REQUIREMENTS:
Copy every record below exactly as written, but leave out the pictures.

** START OF ENTRIES **

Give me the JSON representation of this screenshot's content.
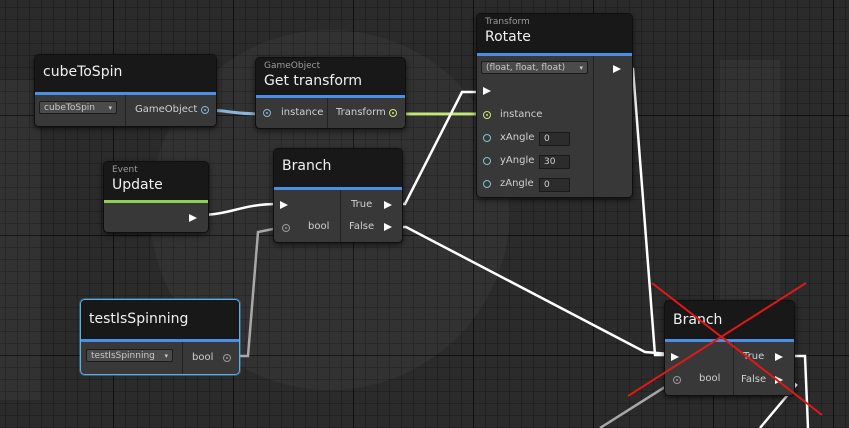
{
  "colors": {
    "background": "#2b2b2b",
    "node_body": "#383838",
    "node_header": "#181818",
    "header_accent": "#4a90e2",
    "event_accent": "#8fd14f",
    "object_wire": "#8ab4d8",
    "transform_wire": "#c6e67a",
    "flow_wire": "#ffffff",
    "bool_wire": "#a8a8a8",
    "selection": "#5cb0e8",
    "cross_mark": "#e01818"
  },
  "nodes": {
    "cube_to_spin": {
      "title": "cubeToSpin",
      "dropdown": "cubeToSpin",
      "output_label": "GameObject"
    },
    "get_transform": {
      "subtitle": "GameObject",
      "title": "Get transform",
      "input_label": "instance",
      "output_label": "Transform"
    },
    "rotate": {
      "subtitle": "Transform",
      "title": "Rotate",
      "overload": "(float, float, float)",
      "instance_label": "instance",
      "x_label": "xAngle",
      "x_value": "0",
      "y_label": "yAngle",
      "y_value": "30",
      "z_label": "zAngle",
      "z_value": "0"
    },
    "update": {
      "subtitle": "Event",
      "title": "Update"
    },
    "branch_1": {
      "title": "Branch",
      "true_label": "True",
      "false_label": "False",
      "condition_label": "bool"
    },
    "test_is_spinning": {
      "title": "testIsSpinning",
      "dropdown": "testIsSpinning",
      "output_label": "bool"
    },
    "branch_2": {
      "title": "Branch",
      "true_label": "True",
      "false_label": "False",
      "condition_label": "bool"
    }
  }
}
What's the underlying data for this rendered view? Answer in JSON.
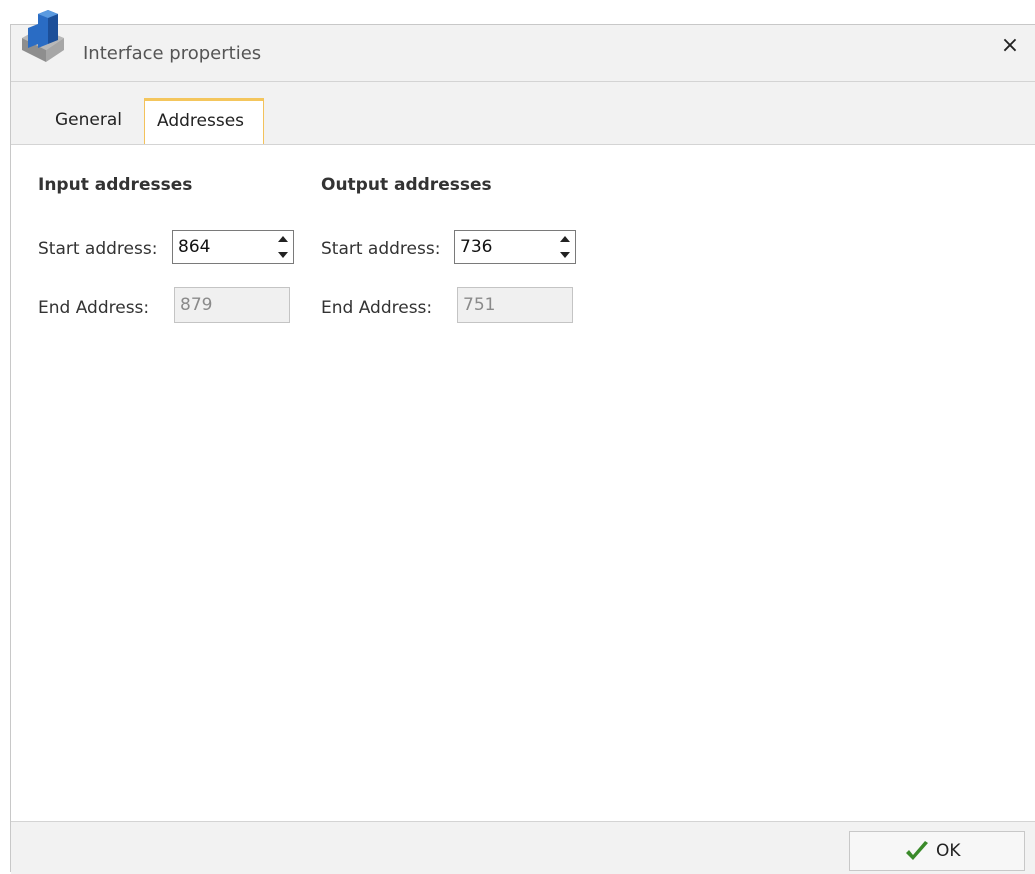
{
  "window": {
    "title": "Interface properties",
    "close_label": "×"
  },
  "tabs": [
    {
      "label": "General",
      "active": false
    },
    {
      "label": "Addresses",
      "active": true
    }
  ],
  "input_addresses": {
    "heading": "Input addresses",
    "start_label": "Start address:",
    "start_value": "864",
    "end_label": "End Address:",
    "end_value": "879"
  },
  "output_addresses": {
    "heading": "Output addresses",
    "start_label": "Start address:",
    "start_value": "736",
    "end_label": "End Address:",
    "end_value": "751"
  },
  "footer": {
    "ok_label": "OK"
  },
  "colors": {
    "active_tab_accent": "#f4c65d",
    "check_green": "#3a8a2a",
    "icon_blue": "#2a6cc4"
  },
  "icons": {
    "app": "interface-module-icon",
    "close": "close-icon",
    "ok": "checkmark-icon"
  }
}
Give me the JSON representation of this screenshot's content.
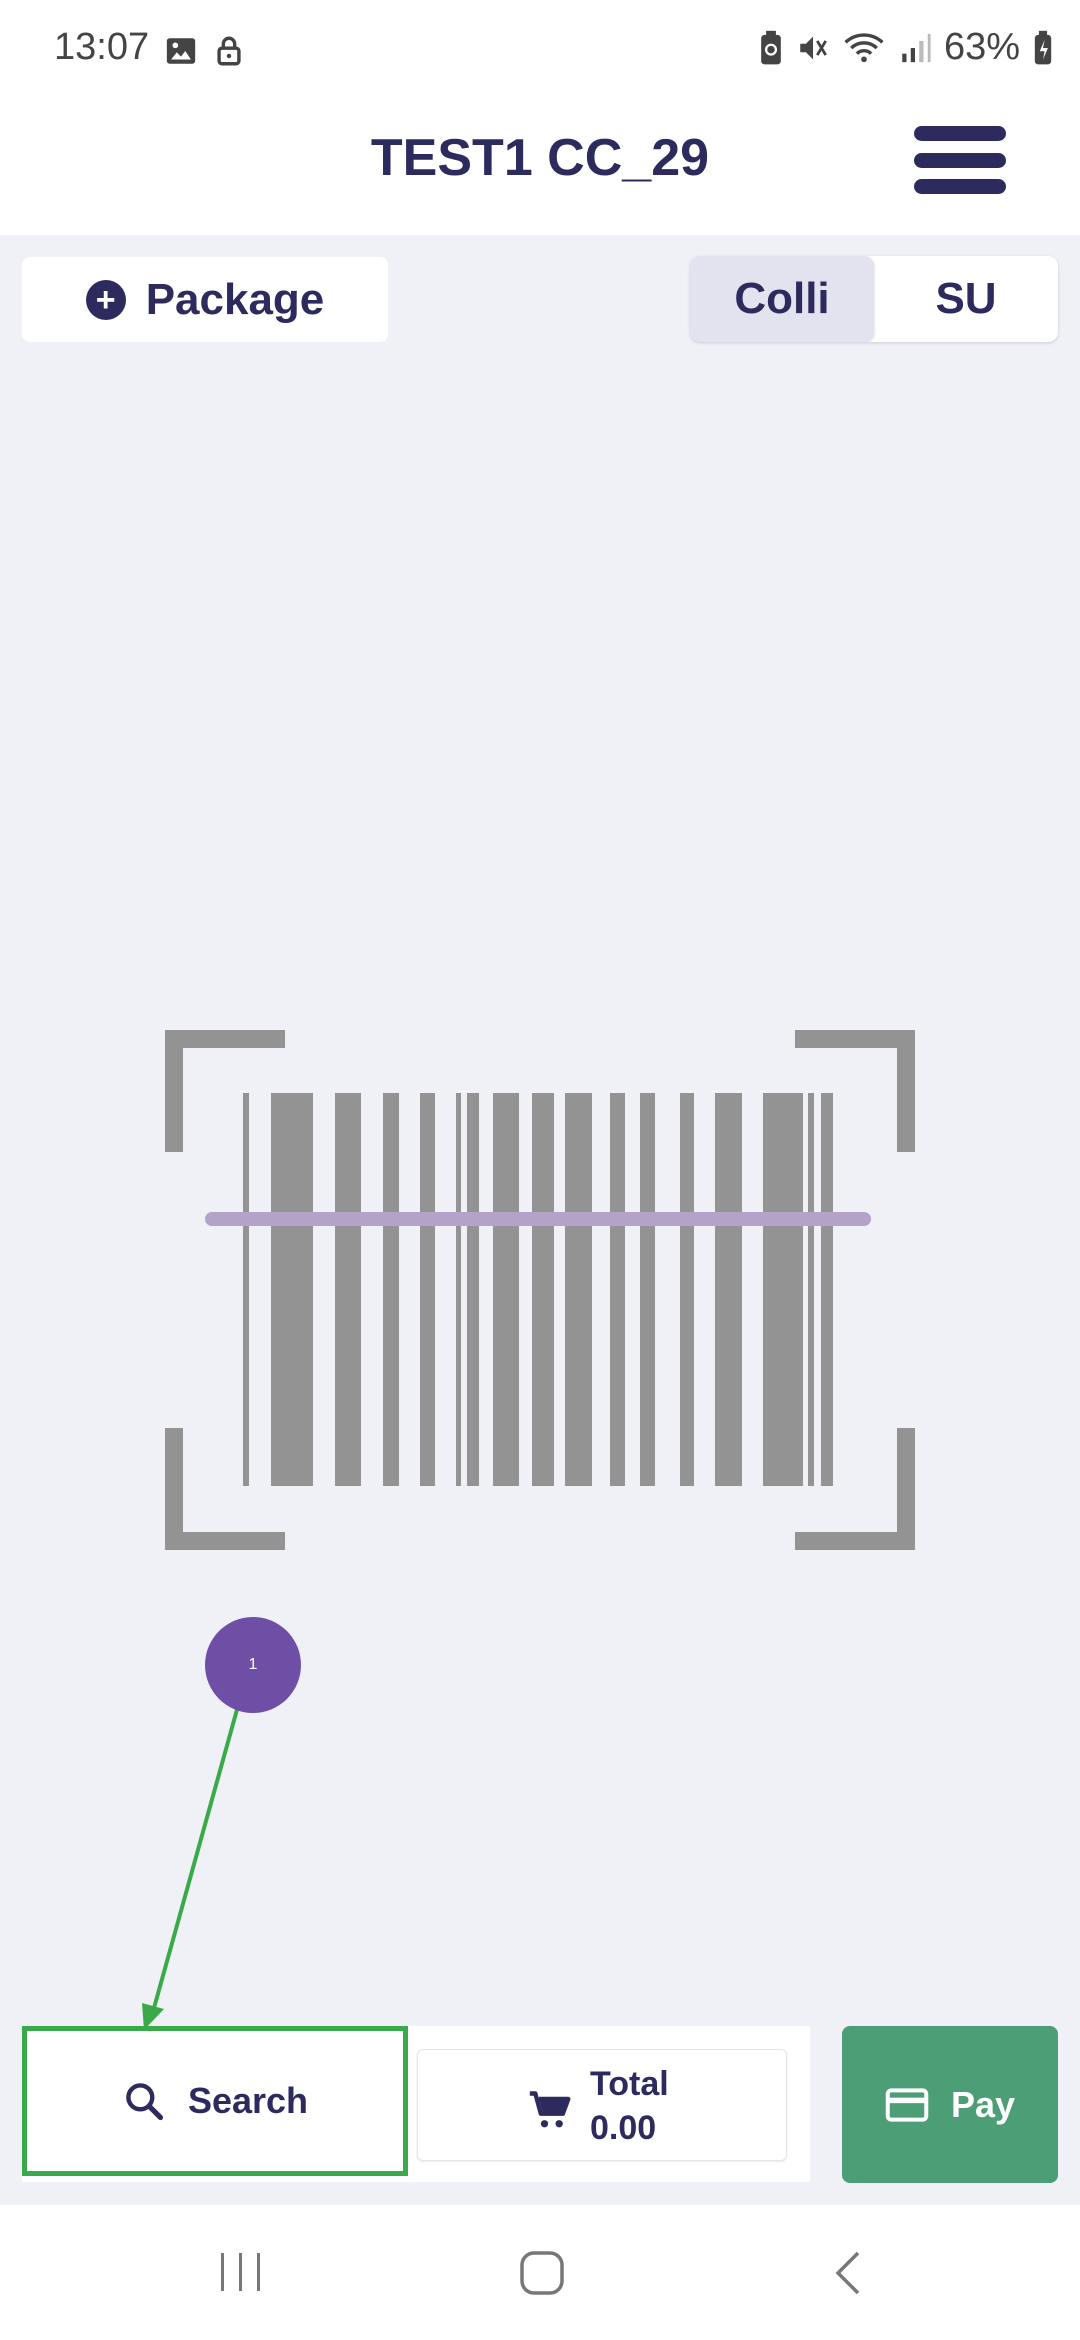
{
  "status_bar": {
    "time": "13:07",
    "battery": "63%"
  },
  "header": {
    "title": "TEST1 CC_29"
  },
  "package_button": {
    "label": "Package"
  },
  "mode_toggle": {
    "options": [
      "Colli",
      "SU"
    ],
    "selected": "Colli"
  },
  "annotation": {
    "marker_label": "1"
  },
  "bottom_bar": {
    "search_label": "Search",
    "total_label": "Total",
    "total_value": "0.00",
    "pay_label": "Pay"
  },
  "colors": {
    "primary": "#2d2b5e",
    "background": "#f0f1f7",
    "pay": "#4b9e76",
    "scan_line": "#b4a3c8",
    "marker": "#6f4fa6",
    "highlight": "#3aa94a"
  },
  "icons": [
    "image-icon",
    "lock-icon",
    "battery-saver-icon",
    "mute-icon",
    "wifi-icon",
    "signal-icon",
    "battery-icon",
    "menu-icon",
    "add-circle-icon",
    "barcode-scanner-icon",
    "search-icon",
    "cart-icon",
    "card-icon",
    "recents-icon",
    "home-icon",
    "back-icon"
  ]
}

** END OF ENTRIES **

TASK SOLUTION:
Give me the JSON representation of this screenshot's content.
{
  "colors": {
    "background": "#2b2b2b",
    "node_body": "#383838",
    "node_header": "#181818",
    "header_accent": "#4a90e2",
    "event_accent": "#8fd14f",
    "object_wire": "#8ab4d8",
    "transform_wire": "#c6e67a",
    "flow_wire": "#ffffff",
    "bool_wire": "#a8a8a8",
    "selection": "#5cb0e8",
    "cross_mark": "#e01818"
  },
  "nodes": {
    "cube_to_spin": {
      "title": "cubeToSpin",
      "dropdown": "cubeToSpin",
      "output_label": "GameObject"
    },
    "get_transform": {
      "subtitle": "GameObject",
      "title": "Get transform",
      "input_label": "instance",
      "output_label": "Transform"
    },
    "rotate": {
      "subtitle": "Transform",
      "title": "Rotate",
      "overload": "(float, float, float)",
      "instance_label": "instance",
      "x_label": "xAngle",
      "x_value": "0",
      "y_label": "yAngle",
      "y_value": "30",
      "z_label": "zAngle",
      "z_value": "0"
    },
    "update": {
      "subtitle": "Event",
      "title": "Update"
    },
    "branch_1": {
      "title": "Branch",
      "true_label": "True",
      "false_label": "False",
      "condition_label": "bool"
    },
    "test_is_spinning": {
      "title": "testIsSpinning",
      "dropdown": "testIsSpinning",
      "output_label": "bool"
    },
    "branch_2": {
      "title": "Branch",
      "true_label": "True",
      "false_label": "False",
      "condition_label": "bool"
    }
  }
}
What's the underlying data for this rendered view? Answer in JSON.
{
  "window": {
    "title": "Interface properties",
    "close_label": "×"
  },
  "tabs": [
    {
      "label": "General",
      "active": false
    },
    {
      "label": "Addresses",
      "active": true
    }
  ],
  "input_addresses": {
    "heading": "Input addresses",
    "start_label": "Start address:",
    "start_value": "864",
    "end_label": "End Address:",
    "end_value": "879"
  },
  "output_addresses": {
    "heading": "Output addresses",
    "start_label": "Start address:",
    "start_value": "736",
    "end_label": "End Address:",
    "end_value": "751"
  },
  "footer": {
    "ok_label": "OK"
  },
  "colors": {
    "active_tab_accent": "#f4c65d",
    "check_green": "#3a8a2a",
    "icon_blue": "#2a6cc4"
  },
  "icons": {
    "app": "interface-module-icon",
    "close": "close-icon",
    "ok": "checkmark-icon"
  }
}
Give me the JSON representation of this screenshot's content.
{
  "status_bar": {
    "time": "13:07",
    "battery": "63%"
  },
  "header": {
    "title": "TEST1 CC_29"
  },
  "package_button": {
    "label": "Package"
  },
  "mode_toggle": {
    "options": [
      "Colli",
      "SU"
    ],
    "selected": "Colli"
  },
  "annotation": {
    "marker_label": "1"
  },
  "bottom_bar": {
    "search_label": "Search",
    "total_label": "Total",
    "total_value": "0.00",
    "pay_label": "Pay"
  },
  "colors": {
    "primary": "#2d2b5e",
    "background": "#f0f1f7",
    "pay": "#4b9e76",
    "scan_line": "#b4a3c8",
    "marker": "#6f4fa6",
    "highlight": "#3aa94a"
  },
  "icons": [
    "image-icon",
    "lock-icon",
    "battery-saver-icon",
    "mute-icon",
    "wifi-icon",
    "signal-icon",
    "battery-icon",
    "menu-icon",
    "add-circle-icon",
    "barcode-scanner-icon",
    "search-icon",
    "cart-icon",
    "card-icon",
    "recents-icon",
    "home-icon",
    "back-icon"
  ]
}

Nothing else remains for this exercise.